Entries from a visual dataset
★ ★ ★ ★

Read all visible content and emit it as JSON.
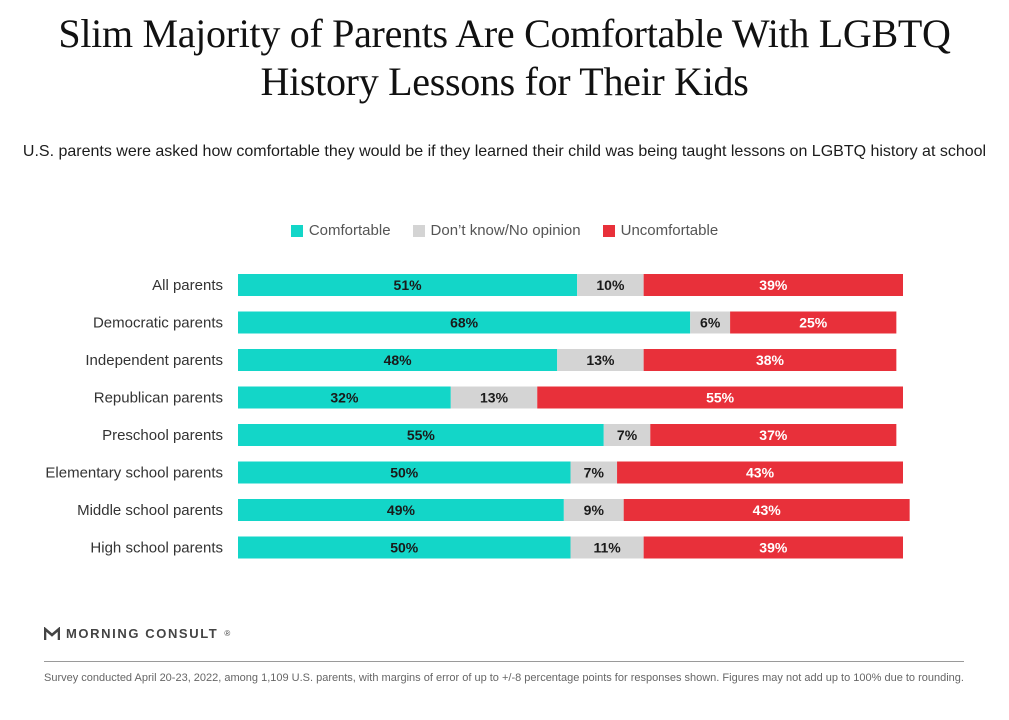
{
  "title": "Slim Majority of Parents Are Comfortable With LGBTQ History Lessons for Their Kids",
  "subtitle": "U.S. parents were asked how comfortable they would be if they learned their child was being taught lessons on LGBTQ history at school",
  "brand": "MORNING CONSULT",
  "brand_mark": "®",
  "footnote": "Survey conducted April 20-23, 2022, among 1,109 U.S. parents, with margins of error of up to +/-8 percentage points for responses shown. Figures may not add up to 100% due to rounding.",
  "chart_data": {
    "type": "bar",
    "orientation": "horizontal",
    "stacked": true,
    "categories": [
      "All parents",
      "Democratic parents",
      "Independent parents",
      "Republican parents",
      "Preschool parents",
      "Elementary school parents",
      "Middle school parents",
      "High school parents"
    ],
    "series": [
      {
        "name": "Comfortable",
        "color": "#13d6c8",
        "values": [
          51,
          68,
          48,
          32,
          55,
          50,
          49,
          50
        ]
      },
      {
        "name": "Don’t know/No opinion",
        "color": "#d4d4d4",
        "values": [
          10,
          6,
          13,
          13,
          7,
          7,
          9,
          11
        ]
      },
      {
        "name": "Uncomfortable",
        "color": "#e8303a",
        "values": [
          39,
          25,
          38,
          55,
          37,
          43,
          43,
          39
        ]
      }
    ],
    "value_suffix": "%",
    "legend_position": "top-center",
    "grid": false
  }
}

★ ★ ★ ★

Aim
Among the entries above, identify all lines with "name" and copy them.

Answer in full
        "name": "Comfortable",
        "name": "Don’t know/No opinion",
        "name": "Uncomfortable",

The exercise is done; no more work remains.